→ **Directions for this task**: Copy each line that contains the word "Market".

--- start ---

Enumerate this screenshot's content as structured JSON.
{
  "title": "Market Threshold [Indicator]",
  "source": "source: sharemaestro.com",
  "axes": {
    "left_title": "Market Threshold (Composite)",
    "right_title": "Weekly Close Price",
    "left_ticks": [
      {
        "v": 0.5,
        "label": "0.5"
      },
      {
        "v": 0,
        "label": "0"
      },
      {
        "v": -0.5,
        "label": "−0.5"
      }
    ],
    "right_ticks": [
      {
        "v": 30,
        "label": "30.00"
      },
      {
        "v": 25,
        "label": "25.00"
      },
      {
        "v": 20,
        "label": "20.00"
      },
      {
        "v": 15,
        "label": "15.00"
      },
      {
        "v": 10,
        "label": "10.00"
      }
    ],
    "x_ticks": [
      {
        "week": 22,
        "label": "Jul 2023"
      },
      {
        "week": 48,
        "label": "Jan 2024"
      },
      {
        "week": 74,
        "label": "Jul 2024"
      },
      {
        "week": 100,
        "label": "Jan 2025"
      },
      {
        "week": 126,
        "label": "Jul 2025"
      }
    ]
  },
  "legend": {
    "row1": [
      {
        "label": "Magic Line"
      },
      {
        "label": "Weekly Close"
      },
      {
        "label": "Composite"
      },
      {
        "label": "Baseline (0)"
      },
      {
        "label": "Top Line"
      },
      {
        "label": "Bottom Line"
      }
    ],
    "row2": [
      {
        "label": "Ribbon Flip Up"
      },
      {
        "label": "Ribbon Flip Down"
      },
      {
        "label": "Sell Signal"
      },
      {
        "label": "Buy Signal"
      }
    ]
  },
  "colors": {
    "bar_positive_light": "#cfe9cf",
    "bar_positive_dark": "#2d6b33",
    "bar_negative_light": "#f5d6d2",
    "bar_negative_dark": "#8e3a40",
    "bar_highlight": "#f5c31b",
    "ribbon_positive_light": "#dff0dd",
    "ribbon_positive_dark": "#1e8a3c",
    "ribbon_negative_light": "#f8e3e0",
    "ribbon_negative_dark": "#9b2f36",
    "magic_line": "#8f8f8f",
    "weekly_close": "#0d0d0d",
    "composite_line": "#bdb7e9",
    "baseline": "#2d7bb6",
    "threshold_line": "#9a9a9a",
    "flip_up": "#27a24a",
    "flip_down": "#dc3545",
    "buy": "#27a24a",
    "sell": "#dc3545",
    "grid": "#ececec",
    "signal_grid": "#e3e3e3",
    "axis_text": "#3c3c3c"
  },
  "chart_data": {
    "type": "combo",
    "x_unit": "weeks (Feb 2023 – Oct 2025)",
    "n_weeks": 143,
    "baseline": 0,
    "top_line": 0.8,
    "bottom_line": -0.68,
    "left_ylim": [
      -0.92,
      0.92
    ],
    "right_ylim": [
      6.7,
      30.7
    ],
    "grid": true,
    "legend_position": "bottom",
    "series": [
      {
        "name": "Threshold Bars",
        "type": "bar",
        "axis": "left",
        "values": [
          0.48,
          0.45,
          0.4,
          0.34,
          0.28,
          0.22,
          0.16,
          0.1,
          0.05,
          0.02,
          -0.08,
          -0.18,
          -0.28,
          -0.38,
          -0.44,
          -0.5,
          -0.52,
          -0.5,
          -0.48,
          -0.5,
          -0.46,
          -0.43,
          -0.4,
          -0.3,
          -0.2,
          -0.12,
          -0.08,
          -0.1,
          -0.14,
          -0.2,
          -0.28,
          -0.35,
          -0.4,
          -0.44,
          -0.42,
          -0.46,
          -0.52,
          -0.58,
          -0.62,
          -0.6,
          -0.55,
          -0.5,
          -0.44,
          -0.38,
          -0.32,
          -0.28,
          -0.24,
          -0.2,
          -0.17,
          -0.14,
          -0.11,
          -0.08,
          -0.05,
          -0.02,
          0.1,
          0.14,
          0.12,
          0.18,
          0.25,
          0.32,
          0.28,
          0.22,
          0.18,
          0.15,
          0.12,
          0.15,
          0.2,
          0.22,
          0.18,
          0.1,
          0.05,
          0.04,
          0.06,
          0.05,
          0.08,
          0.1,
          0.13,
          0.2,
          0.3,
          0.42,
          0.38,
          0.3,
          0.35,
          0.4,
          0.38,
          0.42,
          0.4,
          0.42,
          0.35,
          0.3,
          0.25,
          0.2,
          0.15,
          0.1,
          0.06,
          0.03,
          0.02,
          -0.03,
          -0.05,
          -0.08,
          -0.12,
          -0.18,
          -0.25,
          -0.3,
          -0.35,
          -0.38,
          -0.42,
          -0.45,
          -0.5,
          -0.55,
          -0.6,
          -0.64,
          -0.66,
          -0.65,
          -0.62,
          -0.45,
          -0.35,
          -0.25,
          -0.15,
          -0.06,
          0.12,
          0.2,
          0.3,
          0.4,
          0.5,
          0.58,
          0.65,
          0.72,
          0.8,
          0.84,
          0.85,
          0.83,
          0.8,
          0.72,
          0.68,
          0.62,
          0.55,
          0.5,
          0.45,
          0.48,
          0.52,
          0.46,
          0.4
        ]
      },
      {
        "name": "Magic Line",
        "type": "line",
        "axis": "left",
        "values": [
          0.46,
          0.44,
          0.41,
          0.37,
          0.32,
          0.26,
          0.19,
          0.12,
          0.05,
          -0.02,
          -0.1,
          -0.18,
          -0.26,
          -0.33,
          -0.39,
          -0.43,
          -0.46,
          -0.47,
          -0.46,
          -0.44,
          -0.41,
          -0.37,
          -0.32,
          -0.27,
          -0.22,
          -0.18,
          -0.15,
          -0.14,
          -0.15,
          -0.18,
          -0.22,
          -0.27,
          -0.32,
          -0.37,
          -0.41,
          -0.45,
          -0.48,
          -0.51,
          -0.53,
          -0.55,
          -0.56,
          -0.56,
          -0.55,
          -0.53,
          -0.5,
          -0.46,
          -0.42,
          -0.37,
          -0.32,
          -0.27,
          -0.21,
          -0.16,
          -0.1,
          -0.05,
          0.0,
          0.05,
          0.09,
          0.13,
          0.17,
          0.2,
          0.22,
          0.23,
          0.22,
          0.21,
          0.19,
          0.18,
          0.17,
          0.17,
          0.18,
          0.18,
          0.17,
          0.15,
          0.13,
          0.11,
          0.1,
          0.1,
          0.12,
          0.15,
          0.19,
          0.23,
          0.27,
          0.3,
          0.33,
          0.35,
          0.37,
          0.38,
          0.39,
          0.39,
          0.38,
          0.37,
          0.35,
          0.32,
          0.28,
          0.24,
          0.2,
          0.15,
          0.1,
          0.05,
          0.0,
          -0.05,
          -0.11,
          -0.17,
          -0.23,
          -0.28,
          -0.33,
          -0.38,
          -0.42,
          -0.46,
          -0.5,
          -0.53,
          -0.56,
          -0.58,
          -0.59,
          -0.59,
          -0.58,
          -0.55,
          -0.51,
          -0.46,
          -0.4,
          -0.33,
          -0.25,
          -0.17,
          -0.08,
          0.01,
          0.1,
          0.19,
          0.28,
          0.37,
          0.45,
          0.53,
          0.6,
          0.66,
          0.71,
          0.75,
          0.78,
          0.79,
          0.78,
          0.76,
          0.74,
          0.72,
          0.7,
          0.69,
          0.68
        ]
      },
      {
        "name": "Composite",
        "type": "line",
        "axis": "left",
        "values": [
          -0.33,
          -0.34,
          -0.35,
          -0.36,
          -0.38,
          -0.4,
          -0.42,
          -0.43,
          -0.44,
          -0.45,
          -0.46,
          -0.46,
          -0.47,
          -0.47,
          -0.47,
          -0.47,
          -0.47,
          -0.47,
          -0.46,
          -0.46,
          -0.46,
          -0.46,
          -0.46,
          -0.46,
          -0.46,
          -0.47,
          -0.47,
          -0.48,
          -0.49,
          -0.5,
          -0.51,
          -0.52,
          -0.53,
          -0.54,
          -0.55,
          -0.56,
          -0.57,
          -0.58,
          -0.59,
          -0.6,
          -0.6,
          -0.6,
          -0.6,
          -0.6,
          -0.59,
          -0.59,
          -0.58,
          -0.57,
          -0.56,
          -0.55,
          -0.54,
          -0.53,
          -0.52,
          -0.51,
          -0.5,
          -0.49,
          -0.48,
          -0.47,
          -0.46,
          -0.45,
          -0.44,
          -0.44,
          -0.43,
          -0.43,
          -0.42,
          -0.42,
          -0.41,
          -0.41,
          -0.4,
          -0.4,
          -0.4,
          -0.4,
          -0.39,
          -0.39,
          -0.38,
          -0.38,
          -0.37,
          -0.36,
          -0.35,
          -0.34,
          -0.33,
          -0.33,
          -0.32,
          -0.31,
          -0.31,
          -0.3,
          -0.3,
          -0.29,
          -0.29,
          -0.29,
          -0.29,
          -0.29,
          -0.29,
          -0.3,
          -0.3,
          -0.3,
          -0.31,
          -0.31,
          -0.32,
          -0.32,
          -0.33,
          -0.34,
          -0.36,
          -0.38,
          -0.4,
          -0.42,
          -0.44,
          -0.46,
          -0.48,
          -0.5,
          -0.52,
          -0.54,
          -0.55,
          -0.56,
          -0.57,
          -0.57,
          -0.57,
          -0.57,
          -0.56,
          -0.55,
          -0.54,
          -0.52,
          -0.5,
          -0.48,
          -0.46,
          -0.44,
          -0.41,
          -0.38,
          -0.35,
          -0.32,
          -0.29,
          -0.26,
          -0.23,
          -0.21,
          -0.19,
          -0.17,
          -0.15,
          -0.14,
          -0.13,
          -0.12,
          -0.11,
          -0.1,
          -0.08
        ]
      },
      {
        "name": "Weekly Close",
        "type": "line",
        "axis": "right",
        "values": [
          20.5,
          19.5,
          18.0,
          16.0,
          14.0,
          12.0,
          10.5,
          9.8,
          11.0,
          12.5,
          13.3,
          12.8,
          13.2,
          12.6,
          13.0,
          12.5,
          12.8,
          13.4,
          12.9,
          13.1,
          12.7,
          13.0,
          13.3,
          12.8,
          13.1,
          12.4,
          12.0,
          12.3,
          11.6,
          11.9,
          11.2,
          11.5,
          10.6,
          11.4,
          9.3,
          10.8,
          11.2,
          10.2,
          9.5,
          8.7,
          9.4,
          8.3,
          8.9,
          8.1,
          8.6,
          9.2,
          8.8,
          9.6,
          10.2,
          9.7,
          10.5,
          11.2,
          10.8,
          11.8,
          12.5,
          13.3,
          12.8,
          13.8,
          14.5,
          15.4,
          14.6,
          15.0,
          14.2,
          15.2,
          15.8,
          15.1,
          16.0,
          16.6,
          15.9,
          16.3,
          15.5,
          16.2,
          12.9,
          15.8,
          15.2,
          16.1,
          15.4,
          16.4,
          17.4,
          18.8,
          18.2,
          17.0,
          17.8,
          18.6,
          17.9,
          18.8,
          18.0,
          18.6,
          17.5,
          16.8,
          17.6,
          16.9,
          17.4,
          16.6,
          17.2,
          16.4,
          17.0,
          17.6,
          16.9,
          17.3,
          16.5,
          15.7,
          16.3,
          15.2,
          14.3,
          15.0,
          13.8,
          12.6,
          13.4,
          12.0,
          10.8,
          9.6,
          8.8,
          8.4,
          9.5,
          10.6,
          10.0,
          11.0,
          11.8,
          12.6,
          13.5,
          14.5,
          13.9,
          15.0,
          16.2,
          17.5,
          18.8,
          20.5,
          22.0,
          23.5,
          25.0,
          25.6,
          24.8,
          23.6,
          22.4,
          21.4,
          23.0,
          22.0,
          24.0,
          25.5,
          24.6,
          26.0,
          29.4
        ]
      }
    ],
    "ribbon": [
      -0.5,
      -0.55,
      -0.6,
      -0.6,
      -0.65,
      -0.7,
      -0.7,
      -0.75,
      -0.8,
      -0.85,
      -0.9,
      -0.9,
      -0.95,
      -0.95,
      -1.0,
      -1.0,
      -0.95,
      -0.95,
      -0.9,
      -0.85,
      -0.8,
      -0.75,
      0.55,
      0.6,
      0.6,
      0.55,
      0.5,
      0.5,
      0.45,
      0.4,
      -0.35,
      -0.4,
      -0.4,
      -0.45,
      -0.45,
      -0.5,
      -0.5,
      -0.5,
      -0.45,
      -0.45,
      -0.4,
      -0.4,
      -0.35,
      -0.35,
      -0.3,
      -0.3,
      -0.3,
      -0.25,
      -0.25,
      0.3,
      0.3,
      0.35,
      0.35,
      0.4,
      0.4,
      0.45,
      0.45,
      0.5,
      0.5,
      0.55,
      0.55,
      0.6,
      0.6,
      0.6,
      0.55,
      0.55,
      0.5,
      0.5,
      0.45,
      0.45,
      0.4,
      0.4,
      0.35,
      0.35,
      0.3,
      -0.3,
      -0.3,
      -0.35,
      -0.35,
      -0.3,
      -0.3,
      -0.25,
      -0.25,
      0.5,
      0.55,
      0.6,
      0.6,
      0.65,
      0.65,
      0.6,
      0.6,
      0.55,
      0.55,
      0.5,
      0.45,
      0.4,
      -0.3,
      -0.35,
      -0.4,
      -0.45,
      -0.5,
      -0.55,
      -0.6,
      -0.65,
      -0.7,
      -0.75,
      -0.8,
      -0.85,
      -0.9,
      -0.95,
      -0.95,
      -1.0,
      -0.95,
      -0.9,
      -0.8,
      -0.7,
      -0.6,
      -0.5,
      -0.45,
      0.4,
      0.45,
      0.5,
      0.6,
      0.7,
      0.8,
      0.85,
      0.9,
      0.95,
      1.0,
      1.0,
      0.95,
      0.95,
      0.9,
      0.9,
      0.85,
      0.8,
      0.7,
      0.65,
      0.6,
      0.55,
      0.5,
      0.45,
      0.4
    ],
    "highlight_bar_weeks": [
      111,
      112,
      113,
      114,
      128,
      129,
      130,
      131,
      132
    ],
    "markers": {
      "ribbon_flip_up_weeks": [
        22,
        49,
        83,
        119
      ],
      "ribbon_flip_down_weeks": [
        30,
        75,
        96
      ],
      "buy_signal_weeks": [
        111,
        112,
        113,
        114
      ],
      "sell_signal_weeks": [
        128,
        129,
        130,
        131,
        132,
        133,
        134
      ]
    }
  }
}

--- end ---

→ **Full solution**:
  "title": "Market Threshold [Indicator]",
    "left_title": "Market Threshold (Composite)",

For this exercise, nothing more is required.